▶ Work to do
Your task is to copy the listing exactly. Drop any pictures from the copy.

Dataset items:
==============================

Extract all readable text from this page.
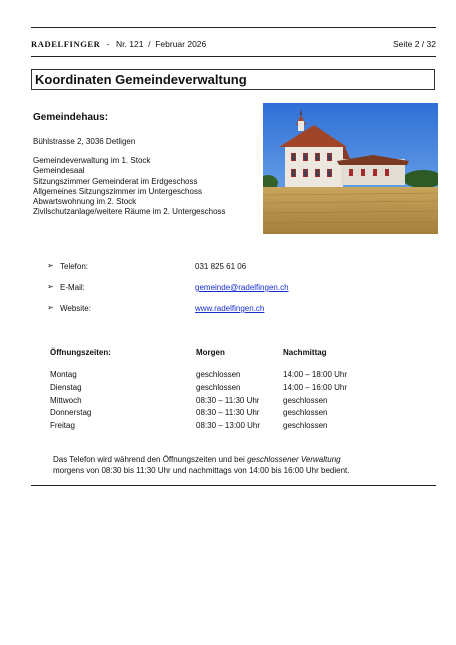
RADELFINGER - Nr. 121  /  Februar 2026	Seite 2 / 32
Koordinaten Gemeindeverwaltung
Gemeindehaus:
Bühlstrasse 2, 3036 Detligen
Gemeindeverwaltung im 1. Stock
Gemeindesaal
Sitzungszimmer Gemeinderat im Erdgeschoss
Allgemeines Sitzungszimmer im Untergeschoss
Abwartswohnung im 2. Stock
Zivilschutzanlage/weitere Räume im 2. Untergeschoss
➢ Telefon:	031 825 61 06
➢ E-Mail:	gemeinde@radelfingen.ch
➢ Website:	www.radelfingen.ch
Öffnungszeiten:	Morgen	Nachmittag
Montag	geschlossen	14:00 – 18:00 Uhr
Dienstag	geschlossen	14:00 – 16:00 Uhr
Mittwoch	08:30 – 11:30 Uhr	geschlossen
Donnerstag	08:30 – 11:30 Uhr	geschlossen
Freitag	08:30 – 13:00 Uhr	geschlossen
Das Telefon wird während den Öffnungszeiten und bei geschlossener Verwaltung
morgens von 08:30 bis 11:30 Uhr und nachmittags von 14:00 bis 16:00 Uhr bedient.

==============================

▶ The result
Extract all readable text from this page.
RADELFINGER - Nr. 121  /  Februar 2026	Seite 2 / 32
Koordinaten Gemeindeverwaltung
Gemeindehaus:
Bühlstrasse 2, 3036 Detligen
Gemeindeverwaltung im 1. Stock
Gemeindesaal
Sitzungszimmer Gemeinderat im Erdgeschoss
Allgemeines Sitzungszimmer im Untergeschoss
Abwartswohnung im 2. Stock
Zivilschutzanlage/weitere Räume im 2. Untergeschoss
➢ Telefon:	031 825 61 06
➢ E-Mail:	gemeinde@radelfingen.ch
➢ Website:	www.radelfingen.ch
Öffnungszeiten:	Morgen	Nachmittag
Montag	geschlossen	14:00 – 18:00 Uhr
Dienstag	geschlossen	14:00 – 16:00 Uhr
Mittwoch	08:30 – 11:30 Uhr	geschlossen
Donnerstag	08:30 – 11:30 Uhr	geschlossen
Freitag	08:30 – 13:00 Uhr	geschlossen
Das Telefon wird während den Öffnungszeiten und bei geschlossener Verwaltung
morgens von 08:30 bis 11:30 Uhr und nachmittags von 14:00 bis 16:00 Uhr bedient.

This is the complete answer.